■ **Exercise requirements**
Copy the records below exactly, omitting any pictures they contain.

■ **Records from a collection**

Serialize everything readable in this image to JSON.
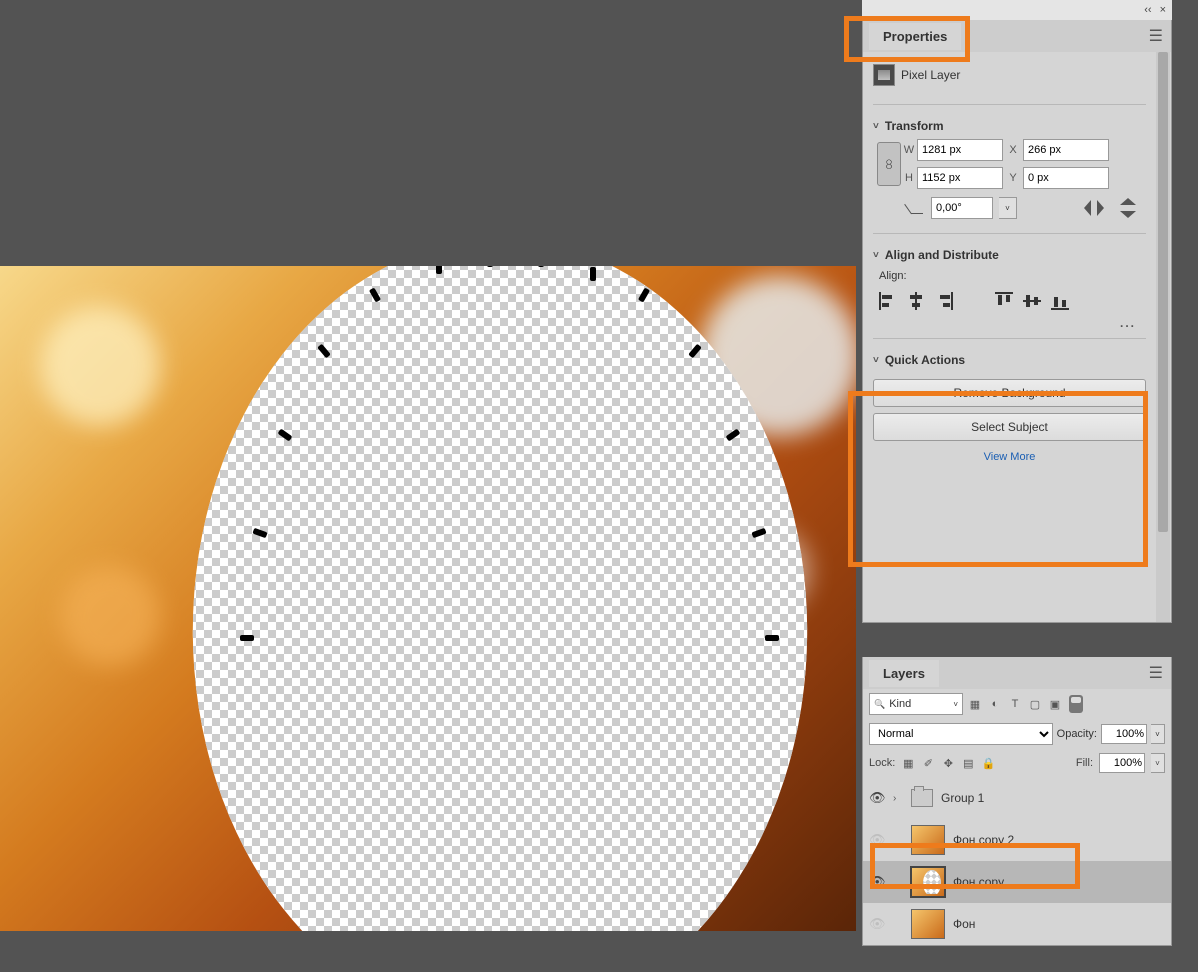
{
  "topstrip": {
    "collapse_glyph": "‹‹",
    "close_glyph": "×"
  },
  "properties": {
    "tab_label": "Properties",
    "layer_type_label": "Pixel Layer",
    "transform": {
      "title": "Transform",
      "W_label": "W",
      "W_value": "1281 px",
      "H_label": "H",
      "H_value": "1152 px",
      "X_label": "X",
      "X_value": "266 px",
      "Y_label": "Y",
      "Y_value": "0 px",
      "rotation_value": "0,00°"
    },
    "align": {
      "title": "Align and Distribute",
      "subtitle": "Align:"
    },
    "quick_actions": {
      "title": "Quick Actions",
      "remove_bg_label": "Remove Background",
      "select_subject_label": "Select Subject",
      "view_more_label": "View More"
    }
  },
  "layers": {
    "tab_label": "Layers",
    "kind_label": "Kind",
    "blend_mode": "Normal",
    "opacity_label": "Opacity:",
    "opacity_value": "100%",
    "lock_label": "Lock:",
    "fill_label": "Fill:",
    "fill_value": "100%",
    "items": [
      {
        "name": "Group 1",
        "visible": true,
        "type": "group"
      },
      {
        "name": "Фон copy 2",
        "visible": false,
        "type": "pixel"
      },
      {
        "name": "Фон copy",
        "visible": true,
        "type": "pixel",
        "selected": true
      },
      {
        "name": "Фон",
        "visible": false,
        "type": "pixel"
      }
    ]
  }
}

■ **Exercise solution**
Serialize everything readable in this image to JSON.
{
  "topstrip": {
    "collapse_glyph": "‹‹",
    "close_glyph": "×"
  },
  "properties": {
    "tab_label": "Properties",
    "layer_type_label": "Pixel Layer",
    "transform": {
      "title": "Transform",
      "W_label": "W",
      "W_value": "1281 px",
      "H_label": "H",
      "H_value": "1152 px",
      "X_label": "X",
      "X_value": "266 px",
      "Y_label": "Y",
      "Y_value": "0 px",
      "rotation_value": "0,00°"
    },
    "align": {
      "title": "Align and Distribute",
      "subtitle": "Align:"
    },
    "quick_actions": {
      "title": "Quick Actions",
      "remove_bg_label": "Remove Background",
      "select_subject_label": "Select Subject",
      "view_more_label": "View More"
    }
  },
  "layers": {
    "tab_label": "Layers",
    "kind_label": "Kind",
    "blend_mode": "Normal",
    "opacity_label": "Opacity:",
    "opacity_value": "100%",
    "lock_label": "Lock:",
    "fill_label": "Fill:",
    "fill_value": "100%",
    "items": [
      {
        "name": "Group 1",
        "visible": true,
        "type": "group"
      },
      {
        "name": "Фон copy 2",
        "visible": false,
        "type": "pixel"
      },
      {
        "name": "Фон copy",
        "visible": true,
        "type": "pixel",
        "selected": true
      },
      {
        "name": "Фон",
        "visible": false,
        "type": "pixel"
      }
    ]
  }
}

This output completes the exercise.